SET EXERCISE: Using the records below, reproduce exactly the lines from the one containing "Extract the structured" through the end, and nothing more; skip the images.

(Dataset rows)

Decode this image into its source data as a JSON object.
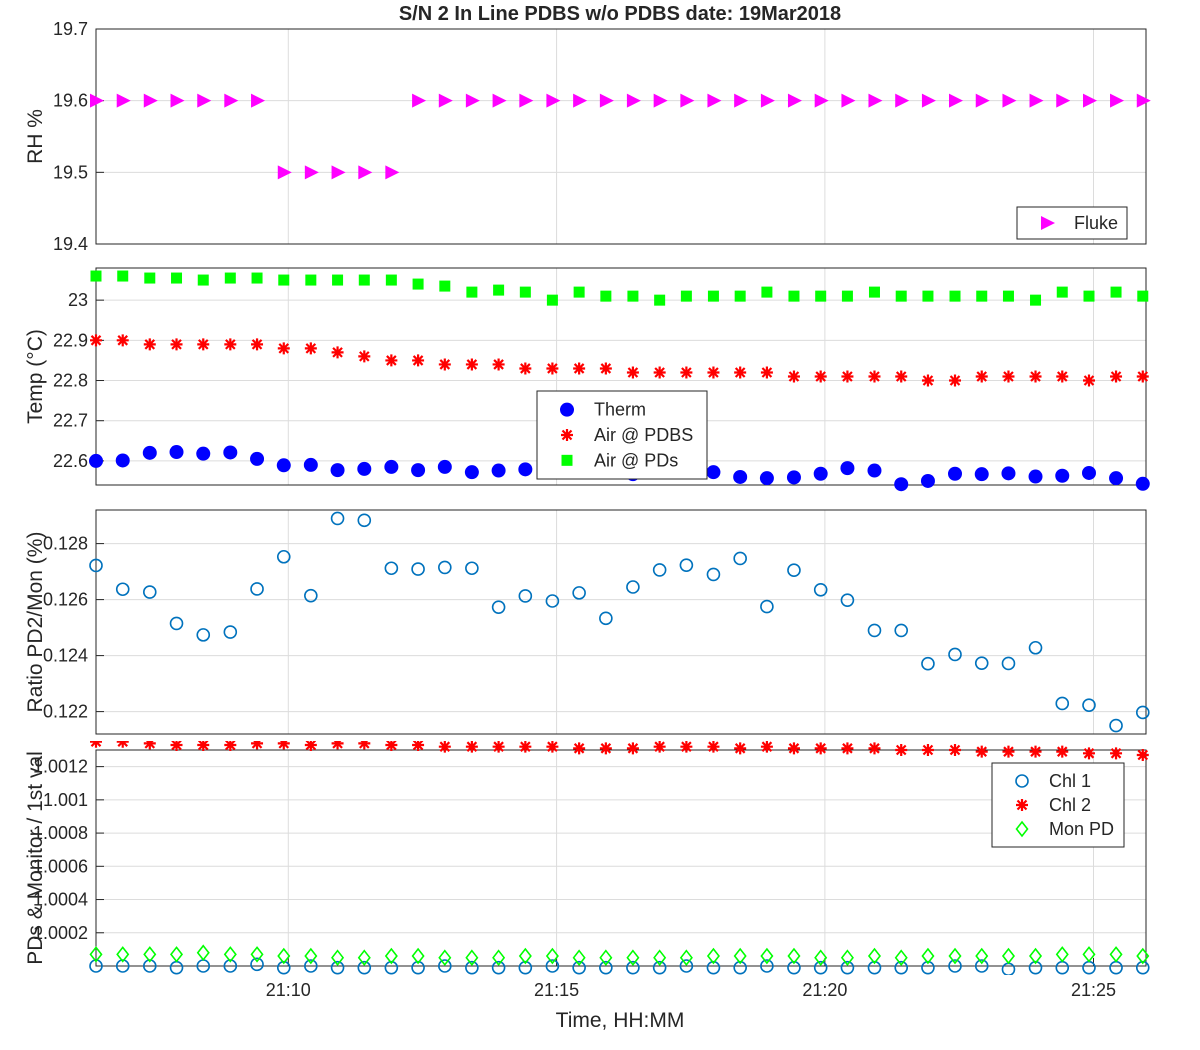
{
  "figure": {
    "title": "S/N 2 In Line PDBS w/o PDBS date: 19Mar2018",
    "xlabel": "Time, HH:MM"
  },
  "chart_data": [
    {
      "type": "scatter",
      "ylabel": "RH %",
      "xlim": [
        21.107,
        21.433
      ],
      "ylim": [
        19.4,
        19.7
      ],
      "xticks": [],
      "yticks": [
        19.4,
        19.5,
        19.6,
        19.7
      ],
      "ytick_labels": [
        "19.4",
        "19.5",
        "19.6",
        "19.7"
      ],
      "grid": true,
      "legend": "bottom-right",
      "x_labels_note": "times in hours since midnight",
      "x": [
        21.107,
        21.1153,
        21.1237,
        21.132,
        21.1403,
        21.1487,
        21.157,
        21.1653,
        21.1737,
        21.182,
        21.1903,
        21.1987,
        21.207,
        21.2153,
        21.2237,
        21.232,
        21.2403,
        21.2487,
        21.257,
        21.2653,
        21.2737,
        21.282,
        21.2903,
        21.2987,
        21.307,
        21.3153,
        21.3237,
        21.332,
        21.3403,
        21.3487,
        21.357,
        21.3653,
        21.3737,
        21.382,
        21.3903,
        21.3987,
        21.407,
        21.4153,
        21.4237,
        21.432
      ],
      "series": [
        {
          "name": "Fluke",
          "marker": "triangle-right",
          "color": "#ff00ff",
          "filled": true,
          "values": [
            19.6,
            19.6,
            19.6,
            19.6,
            19.6,
            19.6,
            19.6,
            19.5,
            19.5,
            19.5,
            19.5,
            19.5,
            19.6,
            19.6,
            19.6,
            19.6,
            19.6,
            19.6,
            19.6,
            19.6,
            19.6,
            19.6,
            19.6,
            19.6,
            19.6,
            19.6,
            19.6,
            19.6,
            19.6,
            19.6,
            19.6,
            19.6,
            19.6,
            19.6,
            19.6,
            19.6,
            19.6,
            19.6,
            19.6,
            19.6
          ]
        }
      ]
    },
    {
      "type": "scatter",
      "ylabel": "Temp (°C)",
      "xlim": [
        21.107,
        21.433
      ],
      "ylim": [
        22.54,
        23.08
      ],
      "yticks": [
        22.6,
        22.7,
        22.8,
        22.9,
        23
      ],
      "ytick_labels": [
        "22.6",
        "22.7",
        "22.8",
        "22.9",
        "23"
      ],
      "grid": true,
      "legend": "center",
      "x": [
        21.107,
        21.1153,
        21.1237,
        21.132,
        21.1403,
        21.1487,
        21.157,
        21.1653,
        21.1737,
        21.182,
        21.1903,
        21.1987,
        21.207,
        21.2153,
        21.2237,
        21.232,
        21.2403,
        21.2487,
        21.257,
        21.2653,
        21.2737,
        21.282,
        21.2903,
        21.2987,
        21.307,
        21.3153,
        21.3237,
        21.332,
        21.3403,
        21.3487,
        21.357,
        21.3653,
        21.3737,
        21.382,
        21.3903,
        21.3987,
        21.407,
        21.4153,
        21.4237,
        21.432
      ],
      "series": [
        {
          "name": "Therm",
          "marker": "circle",
          "color": "#0000ff",
          "filled": true,
          "values": [
            22.6,
            22.601,
            22.62,
            22.622,
            22.618,
            22.621,
            22.605,
            22.589,
            22.59,
            22.577,
            22.58,
            22.585,
            22.577,
            22.585,
            22.572,
            22.576,
            22.579,
            22.572,
            22.574,
            22.576,
            22.567,
            22.573,
            22.573,
            22.572,
            22.56,
            22.557,
            22.559,
            22.568,
            22.582,
            22.576,
            22.542,
            22.55,
            22.568,
            22.567,
            22.569,
            22.561,
            22.563,
            22.57,
            22.557,
            22.543
          ]
        },
        {
          "name": "Air @ PDBS",
          "marker": "asterisk",
          "color": "#ff0000",
          "filled": true,
          "values": [
            22.9,
            22.9,
            22.89,
            22.89,
            22.89,
            22.89,
            22.89,
            22.88,
            22.88,
            22.87,
            22.86,
            22.85,
            22.85,
            22.84,
            22.84,
            22.84,
            22.83,
            22.83,
            22.83,
            22.83,
            22.82,
            22.82,
            22.82,
            22.82,
            22.82,
            22.82,
            22.81,
            22.81,
            22.81,
            22.81,
            22.81,
            22.8,
            22.8,
            22.81,
            22.81,
            22.81,
            22.81,
            22.8,
            22.81,
            22.81
          ]
        },
        {
          "name": "Air @ PDs",
          "marker": "square",
          "color": "#00ff00",
          "filled": true,
          "values": [
            23.06,
            23.06,
            23.055,
            23.055,
            23.05,
            23.055,
            23.055,
            23.05,
            23.05,
            23.05,
            23.05,
            23.05,
            23.04,
            23.035,
            23.02,
            23.025,
            23.02,
            23.0,
            23.02,
            23.01,
            23.01,
            23.0,
            23.01,
            23.01,
            23.01,
            23.02,
            23.01,
            23.01,
            23.01,
            23.02,
            23.01,
            23.01,
            23.01,
            23.01,
            23.01,
            23.0,
            23.02,
            23.01,
            23.02,
            23.01
          ]
        }
      ]
    },
    {
      "type": "scatter",
      "ylabel": "Ratio PD2/Mon (%)",
      "xlim": [
        21.107,
        21.433
      ],
      "ylim": [
        0.1212,
        0.1292
      ],
      "yticks": [
        0.122,
        0.124,
        0.126,
        0.128
      ],
      "ytick_labels": [
        "0.122",
        "0.124",
        "0.126",
        "0.128"
      ],
      "grid": true,
      "legend": "none",
      "x": [
        21.107,
        21.1153,
        21.1237,
        21.132,
        21.1403,
        21.1487,
        21.157,
        21.1653,
        21.1737,
        21.182,
        21.1903,
        21.1987,
        21.207,
        21.2153,
        21.2237,
        21.232,
        21.2403,
        21.2487,
        21.257,
        21.2653,
        21.2737,
        21.282,
        21.2903,
        21.2987,
        21.307,
        21.3153,
        21.3237,
        21.332,
        21.3403,
        21.3487,
        21.357,
        21.3653,
        21.3737,
        21.382,
        21.3903,
        21.3987,
        21.407,
        21.4153,
        21.4237,
        21.432
      ],
      "series": [
        {
          "name": "",
          "marker": "circle",
          "color": "#0072bd",
          "filled": false,
          "values": [
            0.12722,
            0.12637,
            0.12627,
            0.12515,
            0.12474,
            0.12484,
            0.12638,
            0.12753,
            0.12614,
            0.1289,
            0.12883,
            0.12712,
            0.12709,
            0.12715,
            0.12712,
            0.12573,
            0.12613,
            0.12595,
            0.12624,
            0.12533,
            0.12645,
            0.12706,
            0.12723,
            0.1269,
            0.12747,
            0.12575,
            0.12705,
            0.12635,
            0.12598,
            0.1249,
            0.1249,
            0.12371,
            0.12404,
            0.12373,
            0.12372,
            0.12428,
            0.12229,
            0.12223,
            0.1215,
            0.12197
          ]
        }
      ]
    },
    {
      "type": "scatter",
      "ylabel": "PDs & Monitor / 1st val",
      "xlim": [
        21.107,
        21.433
      ],
      "ylim": [
        1.0,
        1.0013
      ],
      "xticks": [
        21.1667,
        21.25,
        21.3333,
        21.4167
      ],
      "xtick_labels": [
        "21:10",
        "21:15",
        "21:20",
        "21:25"
      ],
      "yticks": [
        1.0002,
        1.0004,
        1.0006,
        1.0008,
        1.001,
        1.0012
      ],
      "ytick_labels": [
        "1.0002",
        "1.0004",
        "1.0006",
        "1.0008",
        "1.001",
        "1.0012"
      ],
      "grid": true,
      "legend": "top-right",
      "x": [
        21.107,
        21.1153,
        21.1237,
        21.132,
        21.1403,
        21.1487,
        21.157,
        21.1653,
        21.1737,
        21.182,
        21.1903,
        21.1987,
        21.207,
        21.2153,
        21.2237,
        21.232,
        21.2403,
        21.2487,
        21.257,
        21.2653,
        21.2737,
        21.282,
        21.2903,
        21.2987,
        21.307,
        21.3153,
        21.3237,
        21.332,
        21.3403,
        21.3487,
        21.357,
        21.3653,
        21.3737,
        21.382,
        21.3903,
        21.3987,
        21.407,
        21.4153,
        21.4237,
        21.432
      ],
      "series": [
        {
          "name": "Chl 1",
          "marker": "circle",
          "color": "#0072bd",
          "filled": false,
          "values": [
            1.0,
            1.0,
            1.0,
            0.99999,
            1.0,
            1.0,
            1.00001,
            0.99999,
            1.0,
            0.99999,
            0.99999,
            0.99999,
            0.99999,
            1.0,
            0.99999,
            0.99999,
            0.99999,
            1.0,
            0.99999,
            0.99999,
            0.99999,
            0.99999,
            1.0,
            0.99999,
            0.99999,
            1.0,
            0.99999,
            0.99999,
            0.99999,
            0.99999,
            0.99999,
            0.99999,
            1.0,
            1.0,
            0.99998,
            0.99999,
            0.99999,
            0.99999,
            0.99999,
            0.99999
          ]
        },
        {
          "name": "Chl 2",
          "marker": "asterisk",
          "color": "#ff0000",
          "filled": true,
          "values": [
            1.00135,
            1.00135,
            1.00134,
            1.00133,
            1.00133,
            1.00133,
            1.00134,
            1.00134,
            1.00133,
            1.00134,
            1.00134,
            1.00133,
            1.00133,
            1.00132,
            1.00132,
            1.00132,
            1.00132,
            1.00132,
            1.00131,
            1.00131,
            1.00131,
            1.00132,
            1.00132,
            1.00132,
            1.00131,
            1.00132,
            1.00131,
            1.00131,
            1.00131,
            1.00131,
            1.0013,
            1.0013,
            1.0013,
            1.00129,
            1.00129,
            1.00129,
            1.00129,
            1.00128,
            1.00128,
            1.00127
          ]
        },
        {
          "name": "Mon PD",
          "marker": "diamond",
          "color": "#00ff00",
          "filled": false,
          "values": [
            1.00007,
            1.00007,
            1.00007,
            1.00007,
            1.00008,
            1.00007,
            1.00007,
            1.00006,
            1.00006,
            1.00005,
            1.00005,
            1.00006,
            1.00006,
            1.00005,
            1.00005,
            1.00005,
            1.00006,
            1.00006,
            1.00005,
            1.00005,
            1.00005,
            1.00005,
            1.00005,
            1.00006,
            1.00006,
            1.00006,
            1.00006,
            1.00005,
            1.00005,
            1.00006,
            1.00005,
            1.00006,
            1.00006,
            1.00006,
            1.00006,
            1.00006,
            1.00007,
            1.00007,
            1.00007,
            1.00006
          ]
        }
      ]
    }
  ]
}
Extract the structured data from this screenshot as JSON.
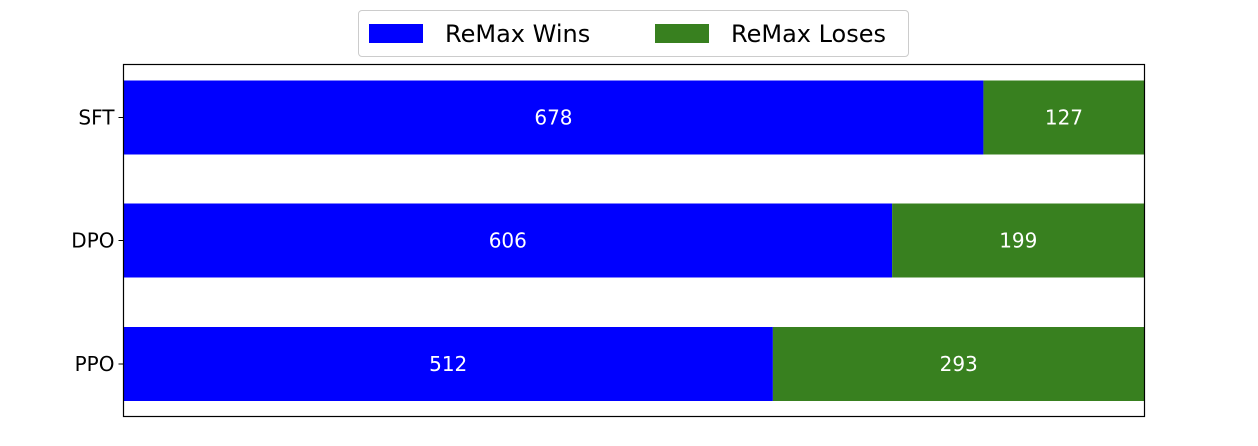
{
  "chart_data": {
    "type": "bar",
    "orientation": "horizontal",
    "stacked": true,
    "categories": [
      "SFT",
      "DPO",
      "PPO"
    ],
    "series": [
      {
        "name": "ReMax Wins",
        "values": [
          678,
          606,
          512
        ],
        "color": "#0000ff"
      },
      {
        "name": "ReMax Loses",
        "values": [
          127,
          199,
          293
        ],
        "color": "#38801f"
      }
    ],
    "xlim": [
      0,
      805
    ],
    "x_ticks_visible": false,
    "grid": false,
    "legend_position": "top-center",
    "label_color": "#ffffff"
  }
}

SOLUTION FOR THIS EXERCISE:
Extract the structured data from this screenshot as JSON.
{
  "chart_data": {
    "type": "bar",
    "orientation": "horizontal",
    "stacked": true,
    "categories": [
      "SFT",
      "DPO",
      "PPO"
    ],
    "series": [
      {
        "name": "ReMax Wins",
        "values": [
          678,
          606,
          512
        ],
        "color": "#0000ff"
      },
      {
        "name": "ReMax Loses",
        "values": [
          127,
          199,
          293
        ],
        "color": "#38801f"
      }
    ],
    "xlim": [
      0,
      805
    ],
    "x_ticks_visible": false,
    "grid": false,
    "legend_position": "top-center",
    "label_color": "#ffffff"
  }
}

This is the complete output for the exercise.